_Work to complete:_
Lift every line from the entries that includes the word "питания".
----- Input for this task
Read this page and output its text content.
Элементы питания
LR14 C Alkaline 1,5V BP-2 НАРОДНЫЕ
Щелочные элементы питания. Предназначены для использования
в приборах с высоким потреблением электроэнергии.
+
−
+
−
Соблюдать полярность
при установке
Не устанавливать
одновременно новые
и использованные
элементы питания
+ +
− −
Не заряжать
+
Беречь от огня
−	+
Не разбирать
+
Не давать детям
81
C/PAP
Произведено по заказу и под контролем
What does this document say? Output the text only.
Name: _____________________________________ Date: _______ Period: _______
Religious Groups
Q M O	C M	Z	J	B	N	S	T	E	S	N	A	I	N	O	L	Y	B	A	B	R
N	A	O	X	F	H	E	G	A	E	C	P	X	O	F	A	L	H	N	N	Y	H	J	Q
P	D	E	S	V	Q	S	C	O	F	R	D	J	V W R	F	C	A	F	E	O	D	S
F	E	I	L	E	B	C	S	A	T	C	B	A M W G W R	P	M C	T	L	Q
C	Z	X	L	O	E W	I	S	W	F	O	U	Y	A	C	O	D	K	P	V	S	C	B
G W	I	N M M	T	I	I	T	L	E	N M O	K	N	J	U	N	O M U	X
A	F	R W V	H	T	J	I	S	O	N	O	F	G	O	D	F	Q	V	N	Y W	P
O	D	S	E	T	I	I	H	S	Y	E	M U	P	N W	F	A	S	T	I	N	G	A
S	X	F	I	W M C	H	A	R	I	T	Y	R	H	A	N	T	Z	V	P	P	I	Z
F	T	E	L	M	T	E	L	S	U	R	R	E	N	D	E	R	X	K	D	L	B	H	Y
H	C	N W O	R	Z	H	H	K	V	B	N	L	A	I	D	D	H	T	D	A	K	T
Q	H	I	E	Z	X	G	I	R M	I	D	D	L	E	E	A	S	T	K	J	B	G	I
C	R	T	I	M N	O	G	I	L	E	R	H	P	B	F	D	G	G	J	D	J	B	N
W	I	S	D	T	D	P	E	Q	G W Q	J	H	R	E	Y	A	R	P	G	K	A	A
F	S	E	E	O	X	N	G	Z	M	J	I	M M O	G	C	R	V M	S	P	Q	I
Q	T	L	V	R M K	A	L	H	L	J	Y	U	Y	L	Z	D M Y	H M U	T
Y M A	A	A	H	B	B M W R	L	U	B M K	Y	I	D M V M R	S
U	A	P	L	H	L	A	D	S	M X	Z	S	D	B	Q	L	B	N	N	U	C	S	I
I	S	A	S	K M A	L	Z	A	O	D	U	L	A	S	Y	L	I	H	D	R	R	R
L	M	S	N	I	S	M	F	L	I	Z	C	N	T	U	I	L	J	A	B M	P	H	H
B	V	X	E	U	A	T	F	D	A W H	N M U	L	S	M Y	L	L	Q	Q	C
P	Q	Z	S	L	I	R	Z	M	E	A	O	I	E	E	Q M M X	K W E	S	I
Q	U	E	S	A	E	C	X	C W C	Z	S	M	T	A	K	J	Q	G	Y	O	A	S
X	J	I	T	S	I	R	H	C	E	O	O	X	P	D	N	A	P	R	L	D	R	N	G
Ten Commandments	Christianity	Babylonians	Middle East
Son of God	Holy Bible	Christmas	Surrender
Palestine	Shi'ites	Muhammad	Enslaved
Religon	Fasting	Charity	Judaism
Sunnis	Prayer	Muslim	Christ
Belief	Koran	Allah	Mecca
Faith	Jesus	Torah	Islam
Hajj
----------
_Problem solution:_
Элементы питания
Щелочные элементы питания. Предназначены для использования
элементы питания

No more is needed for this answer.